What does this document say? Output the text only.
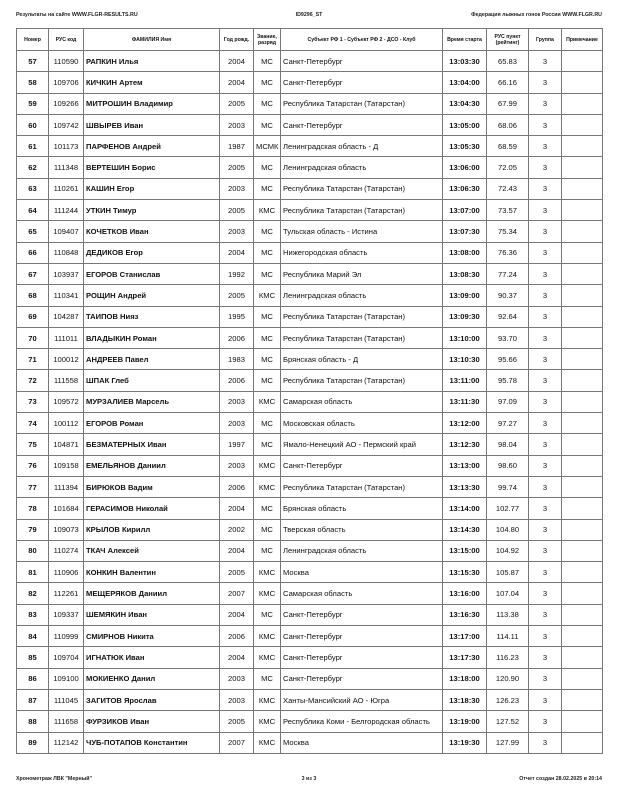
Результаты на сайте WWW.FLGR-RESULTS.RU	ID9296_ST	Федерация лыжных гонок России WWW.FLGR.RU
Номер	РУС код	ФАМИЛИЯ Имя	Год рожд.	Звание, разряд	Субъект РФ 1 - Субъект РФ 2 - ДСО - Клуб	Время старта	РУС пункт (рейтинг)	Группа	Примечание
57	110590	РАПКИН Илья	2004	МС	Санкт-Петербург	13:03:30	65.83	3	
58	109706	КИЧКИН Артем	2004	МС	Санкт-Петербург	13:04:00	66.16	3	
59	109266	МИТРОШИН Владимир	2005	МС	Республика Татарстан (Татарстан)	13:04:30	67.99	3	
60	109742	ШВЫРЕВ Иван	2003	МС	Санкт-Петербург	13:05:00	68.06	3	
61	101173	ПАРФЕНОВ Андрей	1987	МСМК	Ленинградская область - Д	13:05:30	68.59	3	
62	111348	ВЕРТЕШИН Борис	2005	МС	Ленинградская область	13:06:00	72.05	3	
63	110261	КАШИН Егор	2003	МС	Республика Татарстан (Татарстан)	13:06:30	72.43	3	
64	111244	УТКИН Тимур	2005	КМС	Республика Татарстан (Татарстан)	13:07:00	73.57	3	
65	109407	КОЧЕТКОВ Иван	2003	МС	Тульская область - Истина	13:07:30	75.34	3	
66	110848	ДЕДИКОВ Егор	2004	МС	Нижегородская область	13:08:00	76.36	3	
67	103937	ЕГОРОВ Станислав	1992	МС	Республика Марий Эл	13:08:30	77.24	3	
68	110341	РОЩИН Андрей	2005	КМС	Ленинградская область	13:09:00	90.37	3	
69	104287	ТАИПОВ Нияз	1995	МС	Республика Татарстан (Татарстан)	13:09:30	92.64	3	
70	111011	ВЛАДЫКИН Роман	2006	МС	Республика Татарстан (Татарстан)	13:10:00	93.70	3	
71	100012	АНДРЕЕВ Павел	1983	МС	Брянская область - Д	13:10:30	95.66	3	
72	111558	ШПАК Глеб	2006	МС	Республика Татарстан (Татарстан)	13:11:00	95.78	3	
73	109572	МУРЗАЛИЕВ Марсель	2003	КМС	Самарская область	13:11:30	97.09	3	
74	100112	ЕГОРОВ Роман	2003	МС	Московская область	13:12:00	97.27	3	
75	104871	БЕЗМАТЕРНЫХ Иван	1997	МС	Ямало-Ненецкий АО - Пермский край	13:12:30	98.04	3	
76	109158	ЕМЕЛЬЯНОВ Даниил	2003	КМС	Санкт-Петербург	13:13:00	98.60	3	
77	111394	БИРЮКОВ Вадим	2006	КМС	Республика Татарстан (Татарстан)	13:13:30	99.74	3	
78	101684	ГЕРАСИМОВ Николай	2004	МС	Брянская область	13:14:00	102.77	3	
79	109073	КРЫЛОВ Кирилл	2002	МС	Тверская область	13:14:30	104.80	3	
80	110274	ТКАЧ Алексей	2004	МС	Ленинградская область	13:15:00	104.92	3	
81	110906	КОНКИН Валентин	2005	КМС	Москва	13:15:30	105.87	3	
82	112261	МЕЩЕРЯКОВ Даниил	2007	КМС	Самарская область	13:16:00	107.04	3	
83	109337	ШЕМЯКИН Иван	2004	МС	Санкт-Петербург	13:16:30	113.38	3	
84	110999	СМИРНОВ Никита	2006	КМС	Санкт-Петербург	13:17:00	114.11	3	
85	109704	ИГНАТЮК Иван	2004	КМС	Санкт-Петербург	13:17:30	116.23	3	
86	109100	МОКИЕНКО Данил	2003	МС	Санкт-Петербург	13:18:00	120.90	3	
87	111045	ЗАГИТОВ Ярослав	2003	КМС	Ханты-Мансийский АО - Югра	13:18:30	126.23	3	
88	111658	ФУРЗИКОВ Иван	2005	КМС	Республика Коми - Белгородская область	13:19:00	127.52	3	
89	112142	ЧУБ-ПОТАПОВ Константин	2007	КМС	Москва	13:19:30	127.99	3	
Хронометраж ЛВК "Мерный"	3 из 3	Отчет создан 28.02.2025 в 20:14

# # # # # # #

▸ To be done:
Among the lines of the data, identify those with the word "Петербург". Copy each of them.

▸ Solution:
57	110590	РАПКИН Илья	2004	МС	Санкт-Петербург	13:03:30	65.83	3	
58	109706	КИЧКИН Артем	2004	МС	Санкт-Петербург	13:04:00	66.16	3	
60	109742	ШВЫРЕВ Иван	2003	МС	Санкт-Петербург	13:05:00	68.06	3	
76	109158	ЕМЕЛЬЯНОВ Даниил	2003	КМС	Санкт-Петербург	13:13:00	98.60	3	
83	109337	ШЕМЯКИН Иван	2004	МС	Санкт-Петербург	13:16:30	113.38	3	
84	110999	СМИРНОВ Никита	2006	КМС	Санкт-Петербург	13:17:00	114.11	3	
85	109704	ИГНАТЮК Иван	2004	КМС	Санкт-Петербург	13:17:30	116.23	3	
86	109100	МОКИЕНКО Данил	2003	МС	Санкт-Петербург	13:18:00	120.90	3	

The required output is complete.